• **Problem details**
Print every record below exactly as written.
— start of Input material —
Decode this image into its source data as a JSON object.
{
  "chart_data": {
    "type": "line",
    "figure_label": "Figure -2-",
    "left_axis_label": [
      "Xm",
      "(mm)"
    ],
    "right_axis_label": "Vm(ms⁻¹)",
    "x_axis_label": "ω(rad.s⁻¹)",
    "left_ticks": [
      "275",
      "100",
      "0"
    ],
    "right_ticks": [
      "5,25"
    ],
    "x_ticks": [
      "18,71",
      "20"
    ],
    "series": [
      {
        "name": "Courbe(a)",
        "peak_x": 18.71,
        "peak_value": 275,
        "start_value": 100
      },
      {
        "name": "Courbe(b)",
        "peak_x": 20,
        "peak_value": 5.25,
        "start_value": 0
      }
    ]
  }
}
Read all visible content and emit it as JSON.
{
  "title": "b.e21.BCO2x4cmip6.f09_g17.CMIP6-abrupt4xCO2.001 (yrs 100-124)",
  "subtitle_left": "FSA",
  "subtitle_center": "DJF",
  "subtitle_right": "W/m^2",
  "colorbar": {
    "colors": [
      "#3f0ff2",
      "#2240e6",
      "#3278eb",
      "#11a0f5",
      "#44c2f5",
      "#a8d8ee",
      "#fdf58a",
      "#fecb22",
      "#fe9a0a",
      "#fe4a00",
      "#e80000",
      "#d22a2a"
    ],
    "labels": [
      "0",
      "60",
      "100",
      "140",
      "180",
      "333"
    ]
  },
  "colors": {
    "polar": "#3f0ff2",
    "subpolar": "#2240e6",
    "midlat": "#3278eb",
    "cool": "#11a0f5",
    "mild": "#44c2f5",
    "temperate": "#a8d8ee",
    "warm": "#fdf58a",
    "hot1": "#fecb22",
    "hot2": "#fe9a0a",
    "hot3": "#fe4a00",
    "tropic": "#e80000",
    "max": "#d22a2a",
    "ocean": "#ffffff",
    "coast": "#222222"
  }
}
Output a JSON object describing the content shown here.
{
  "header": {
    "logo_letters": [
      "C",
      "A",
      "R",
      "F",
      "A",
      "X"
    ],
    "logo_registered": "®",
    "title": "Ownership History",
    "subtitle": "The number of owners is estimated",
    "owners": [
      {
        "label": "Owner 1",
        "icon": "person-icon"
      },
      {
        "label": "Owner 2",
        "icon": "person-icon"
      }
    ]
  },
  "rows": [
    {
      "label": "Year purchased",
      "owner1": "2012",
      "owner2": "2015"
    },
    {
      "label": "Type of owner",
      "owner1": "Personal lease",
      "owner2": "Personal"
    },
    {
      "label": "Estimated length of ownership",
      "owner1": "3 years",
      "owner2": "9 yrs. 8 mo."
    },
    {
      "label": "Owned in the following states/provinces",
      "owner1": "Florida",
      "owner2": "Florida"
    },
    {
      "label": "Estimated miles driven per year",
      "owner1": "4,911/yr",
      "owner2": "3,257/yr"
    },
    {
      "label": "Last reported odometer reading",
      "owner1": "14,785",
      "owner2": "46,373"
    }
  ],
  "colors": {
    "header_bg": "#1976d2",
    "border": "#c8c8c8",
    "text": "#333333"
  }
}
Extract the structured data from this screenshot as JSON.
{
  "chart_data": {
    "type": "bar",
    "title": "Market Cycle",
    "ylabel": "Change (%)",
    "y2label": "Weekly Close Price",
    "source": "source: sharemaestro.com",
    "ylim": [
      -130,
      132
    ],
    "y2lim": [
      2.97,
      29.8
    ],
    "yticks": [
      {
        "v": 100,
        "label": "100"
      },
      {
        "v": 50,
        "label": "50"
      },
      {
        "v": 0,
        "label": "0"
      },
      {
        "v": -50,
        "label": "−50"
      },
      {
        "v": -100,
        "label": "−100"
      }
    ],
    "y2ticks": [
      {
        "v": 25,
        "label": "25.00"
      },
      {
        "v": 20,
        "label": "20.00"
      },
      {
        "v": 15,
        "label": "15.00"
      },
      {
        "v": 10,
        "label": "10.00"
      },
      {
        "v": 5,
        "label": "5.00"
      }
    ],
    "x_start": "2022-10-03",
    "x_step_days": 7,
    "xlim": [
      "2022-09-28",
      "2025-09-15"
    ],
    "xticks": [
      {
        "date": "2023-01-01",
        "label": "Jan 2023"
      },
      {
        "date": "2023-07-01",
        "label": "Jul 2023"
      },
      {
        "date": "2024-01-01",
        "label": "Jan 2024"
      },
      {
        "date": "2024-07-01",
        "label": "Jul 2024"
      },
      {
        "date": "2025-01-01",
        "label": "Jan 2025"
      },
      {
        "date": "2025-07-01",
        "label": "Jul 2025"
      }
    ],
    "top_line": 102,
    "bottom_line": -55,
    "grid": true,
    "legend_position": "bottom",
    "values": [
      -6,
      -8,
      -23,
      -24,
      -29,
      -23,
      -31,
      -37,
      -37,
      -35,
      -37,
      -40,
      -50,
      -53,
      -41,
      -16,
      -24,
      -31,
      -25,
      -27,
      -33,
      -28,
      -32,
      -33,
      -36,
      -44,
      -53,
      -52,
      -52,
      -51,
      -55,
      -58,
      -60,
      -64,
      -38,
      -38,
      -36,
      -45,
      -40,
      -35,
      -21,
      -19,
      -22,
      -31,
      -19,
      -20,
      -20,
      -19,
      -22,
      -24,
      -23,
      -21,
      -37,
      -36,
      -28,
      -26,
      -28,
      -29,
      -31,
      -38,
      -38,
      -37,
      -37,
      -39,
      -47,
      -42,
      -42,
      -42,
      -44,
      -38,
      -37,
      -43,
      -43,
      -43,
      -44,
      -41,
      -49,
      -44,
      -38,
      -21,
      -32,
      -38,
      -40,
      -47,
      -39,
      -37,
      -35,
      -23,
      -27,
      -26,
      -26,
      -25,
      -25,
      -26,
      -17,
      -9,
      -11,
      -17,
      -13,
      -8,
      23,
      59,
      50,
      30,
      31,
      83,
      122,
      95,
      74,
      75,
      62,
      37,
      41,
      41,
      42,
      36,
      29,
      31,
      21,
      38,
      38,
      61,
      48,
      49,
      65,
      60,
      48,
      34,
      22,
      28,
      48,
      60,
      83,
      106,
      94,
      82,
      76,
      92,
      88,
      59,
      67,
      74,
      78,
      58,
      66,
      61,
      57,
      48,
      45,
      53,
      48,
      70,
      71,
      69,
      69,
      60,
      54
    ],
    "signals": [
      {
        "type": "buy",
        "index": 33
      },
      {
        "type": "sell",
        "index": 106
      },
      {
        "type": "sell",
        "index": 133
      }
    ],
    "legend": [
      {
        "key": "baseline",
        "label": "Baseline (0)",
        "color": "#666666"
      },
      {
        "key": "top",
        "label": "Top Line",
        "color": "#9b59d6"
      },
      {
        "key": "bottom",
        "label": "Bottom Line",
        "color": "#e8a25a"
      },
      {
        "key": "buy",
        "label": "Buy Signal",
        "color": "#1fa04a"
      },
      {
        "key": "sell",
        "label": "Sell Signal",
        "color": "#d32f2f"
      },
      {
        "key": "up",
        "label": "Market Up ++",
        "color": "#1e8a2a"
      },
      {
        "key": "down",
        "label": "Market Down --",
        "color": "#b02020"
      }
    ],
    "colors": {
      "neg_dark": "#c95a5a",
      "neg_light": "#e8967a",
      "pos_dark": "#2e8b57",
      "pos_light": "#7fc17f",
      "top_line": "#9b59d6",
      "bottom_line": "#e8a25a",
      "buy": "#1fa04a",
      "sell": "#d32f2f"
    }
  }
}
— end of Input material —
• **Written solution**
Decode this image into its source data as a JSON object.
{
  "chart_data": {
    "type": "line",
    "figure_label": "Figure -2-",
    "left_axis_label": [
      "Xm",
      "(mm)"
    ],
    "right_axis_label": "Vm(ms⁻¹)",
    "x_axis_label": "ω(rad.s⁻¹)",
    "left_ticks": [
      "275",
      "100",
      "0"
    ],
    "right_ticks": [
      "5,25"
    ],
    "x_ticks": [
      "18,71",
      "20"
    ],
    "series": [
      {
        "name": "Courbe(a)",
        "peak_x": 18.71,
        "peak_value": 275,
        "start_value": 100
      },
      {
        "name": "Courbe(b)",
        "peak_x": 20,
        "peak_value": 5.25,
        "start_value": 0
      }
    ]
  }
}
Read all visible content and emit it as JSON.
{
  "title": "b.e21.BCO2x4cmip6.f09_g17.CMIP6-abrupt4xCO2.001 (yrs 100-124)",
  "subtitle_left": "FSA",
  "subtitle_center": "DJF",
  "subtitle_right": "W/m^2",
  "colorbar": {
    "colors": [
      "#3f0ff2",
      "#2240e6",
      "#3278eb",
      "#11a0f5",
      "#44c2f5",
      "#a8d8ee",
      "#fdf58a",
      "#fecb22",
      "#fe9a0a",
      "#fe4a00",
      "#e80000",
      "#d22a2a"
    ],
    "labels": [
      "0",
      "60",
      "100",
      "140",
      "180",
      "333"
    ]
  },
  "colors": {
    "polar": "#3f0ff2",
    "subpolar": "#2240e6",
    "midlat": "#3278eb",
    "cool": "#11a0f5",
    "mild": "#44c2f5",
    "temperate": "#a8d8ee",
    "warm": "#fdf58a",
    "hot1": "#fecb22",
    "hot2": "#fe9a0a",
    "hot3": "#fe4a00",
    "tropic": "#e80000",
    "max": "#d22a2a",
    "ocean": "#ffffff",
    "coast": "#222222"
  }
}
Output a JSON object describing the content shown here.
{
  "header": {
    "logo_letters": [
      "C",
      "A",
      "R",
      "F",
      "A",
      "X"
    ],
    "logo_registered": "®",
    "title": "Ownership History",
    "subtitle": "The number of owners is estimated",
    "owners": [
      {
        "label": "Owner 1",
        "icon": "person-icon"
      },
      {
        "label": "Owner 2",
        "icon": "person-icon"
      }
    ]
  },
  "rows": [
    {
      "label": "Year purchased",
      "owner1": "2012",
      "owner2": "2015"
    },
    {
      "label": "Type of owner",
      "owner1": "Personal lease",
      "owner2": "Personal"
    },
    {
      "label": "Estimated length of ownership",
      "owner1": "3 years",
      "owner2": "9 yrs. 8 mo."
    },
    {
      "label": "Owned in the following states/provinces",
      "owner1": "Florida",
      "owner2": "Florida"
    },
    {
      "label": "Estimated miles driven per year",
      "owner1": "4,911/yr",
      "owner2": "3,257/yr"
    },
    {
      "label": "Last reported odometer reading",
      "owner1": "14,785",
      "owner2": "46,373"
    }
  ],
  "colors": {
    "header_bg": "#1976d2",
    "border": "#c8c8c8",
    "text": "#333333"
  }
}
Extract the structured data from this screenshot as JSON.
{
  "chart_data": {
    "type": "bar",
    "title": "Market Cycle",
    "ylabel": "Change (%)",
    "y2label": "Weekly Close Price",
    "source": "source: sharemaestro.com",
    "ylim": [
      -130,
      132
    ],
    "y2lim": [
      2.97,
      29.8
    ],
    "yticks": [
      {
        "v": 100,
        "label": "100"
      },
      {
        "v": 50,
        "label": "50"
      },
      {
        "v": 0,
        "label": "0"
      },
      {
        "v": -50,
        "label": "−50"
      },
      {
        "v": -100,
        "label": "−100"
      }
    ],
    "y2ticks": [
      {
        "v": 25,
        "label": "25.00"
      },
      {
        "v": 20,
        "label": "20.00"
      },
      {
        "v": 15,
        "label": "15.00"
      },
      {
        "v": 10,
        "label": "10.00"
      },
      {
        "v": 5,
        "label": "5.00"
      }
    ],
    "x_start": "2022-10-03",
    "x_step_days": 7,
    "xlim": [
      "2022-09-28",
      "2025-09-15"
    ],
    "xticks": [
      {
        "date": "2023-01-01",
        "label": "Jan 2023"
      },
      {
        "date": "2023-07-01",
        "label": "Jul 2023"
      },
      {
        "date": "2024-01-01",
        "label": "Jan 2024"
      },
      {
        "date": "2024-07-01",
        "label": "Jul 2024"
      },
      {
        "date": "2025-01-01",
        "label": "Jan 2025"
      },
      {
        "date": "2025-07-01",
        "label": "Jul 2025"
      }
    ],
    "top_line": 102,
    "bottom_line": -55,
    "grid": true,
    "legend_position": "bottom",
    "values": [
      -6,
      -8,
      -23,
      -24,
      -29,
      -23,
      -31,
      -37,
      -37,
      -35,
      -37,
      -40,
      -50,
      -53,
      -41,
      -16,
      -24,
      -31,
      -25,
      -27,
      -33,
      -28,
      -32,
      -33,
      -36,
      -44,
      -53,
      -52,
      -52,
      -51,
      -55,
      -58,
      -60,
      -64,
      -38,
      -38,
      -36,
      -45,
      -40,
      -35,
      -21,
      -19,
      -22,
      -31,
      -19,
      -20,
      -20,
      -19,
      -22,
      -24,
      -23,
      -21,
      -37,
      -36,
      -28,
      -26,
      -28,
      -29,
      -31,
      -38,
      -38,
      -37,
      -37,
      -39,
      -47,
      -42,
      -42,
      -42,
      -44,
      -38,
      -37,
      -43,
      -43,
      -43,
      -44,
      -41,
      -49,
      -44,
      -38,
      -21,
      -32,
      -38,
      -40,
      -47,
      -39,
      -37,
      -35,
      -23,
      -27,
      -26,
      -26,
      -25,
      -25,
      -26,
      -17,
      -9,
      -11,
      -17,
      -13,
      -8,
      23,
      59,
      50,
      30,
      31,
      83,
      122,
      95,
      74,
      75,
      62,
      37,
      41,
      41,
      42,
      36,
      29,
      31,
      21,
      38,
      38,
      61,
      48,
      49,
      65,
      60,
      48,
      34,
      22,
      28,
      48,
      60,
      83,
      106,
      94,
      82,
      76,
      92,
      88,
      59,
      67,
      74,
      78,
      58,
      66,
      61,
      57,
      48,
      45,
      53,
      48,
      70,
      71,
      69,
      69,
      60,
      54
    ],
    "signals": [
      {
        "type": "buy",
        "index": 33
      },
      {
        "type": "sell",
        "index": 106
      },
      {
        "type": "sell",
        "index": 133
      }
    ],
    "legend": [
      {
        "key": "baseline",
        "label": "Baseline (0)",
        "color": "#666666"
      },
      {
        "key": "top",
        "label": "Top Line",
        "color": "#9b59d6"
      },
      {
        "key": "bottom",
        "label": "Bottom Line",
        "color": "#e8a25a"
      },
      {
        "key": "buy",
        "label": "Buy Signal",
        "color": "#1fa04a"
      },
      {
        "key": "sell",
        "label": "Sell Signal",
        "color": "#d32f2f"
      },
      {
        "key": "up",
        "label": "Market Up ++",
        "color": "#1e8a2a"
      },
      {
        "key": "down",
        "label": "Market Down --",
        "color": "#b02020"
      }
    ],
    "colors": {
      "neg_dark": "#c95a5a",
      "neg_light": "#e8967a",
      "pos_dark": "#2e8b57",
      "pos_light": "#7fc17f",
      "top_line": "#9b59d6",
      "bottom_line": "#e8a25a",
      "buy": "#1fa04a",
      "sell": "#d32f2f"
    }
  }
}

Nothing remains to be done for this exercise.